(Stored data)
--------------------
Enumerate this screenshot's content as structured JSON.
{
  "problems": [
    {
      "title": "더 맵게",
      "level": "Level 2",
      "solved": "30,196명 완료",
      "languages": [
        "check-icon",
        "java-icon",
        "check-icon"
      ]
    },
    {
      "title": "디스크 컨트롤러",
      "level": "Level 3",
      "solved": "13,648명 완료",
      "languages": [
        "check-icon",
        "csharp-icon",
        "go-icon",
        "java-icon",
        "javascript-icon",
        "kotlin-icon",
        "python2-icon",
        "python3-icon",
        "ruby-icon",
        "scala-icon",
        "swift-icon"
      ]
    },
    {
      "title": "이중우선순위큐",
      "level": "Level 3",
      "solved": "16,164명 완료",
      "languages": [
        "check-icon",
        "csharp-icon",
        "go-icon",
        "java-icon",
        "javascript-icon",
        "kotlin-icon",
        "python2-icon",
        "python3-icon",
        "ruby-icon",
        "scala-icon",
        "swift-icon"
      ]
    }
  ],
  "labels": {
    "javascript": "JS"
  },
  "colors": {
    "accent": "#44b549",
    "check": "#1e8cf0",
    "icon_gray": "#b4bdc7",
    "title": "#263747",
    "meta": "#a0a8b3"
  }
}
--------------------
Set task
Would you reproduce all the entries exactly?

Full answer
Enumerate this screenshot's content as structured JSON.
{
  "problems": [
    {
      "title": "더 맵게",
      "level": "Level 2",
      "solved": "30,196명 완료",
      "languages": [
        "check-icon",
        "java-icon",
        "check-icon"
      ]
    },
    {
      "title": "디스크 컨트롤러",
      "level": "Level 3",
      "solved": "13,648명 완료",
      "languages": [
        "check-icon",
        "csharp-icon",
        "go-icon",
        "java-icon",
        "javascript-icon",
        "kotlin-icon",
        "python2-icon",
        "python3-icon",
        "ruby-icon",
        "scala-icon",
        "swift-icon"
      ]
    },
    {
      "title": "이중우선순위큐",
      "level": "Level 3",
      "solved": "16,164명 완료",
      "languages": [
        "check-icon",
        "csharp-icon",
        "go-icon",
        "java-icon",
        "javascript-icon",
        "kotlin-icon",
        "python2-icon",
        "python3-icon",
        "ruby-icon",
        "scala-icon",
        "swift-icon"
      ]
    }
  ],
  "labels": {
    "javascript": "JS"
  },
  "colors": {
    "accent": "#44b549",
    "check": "#1e8cf0",
    "icon_gray": "#b4bdc7",
    "title": "#263747",
    "meta": "#a0a8b3"
  }
}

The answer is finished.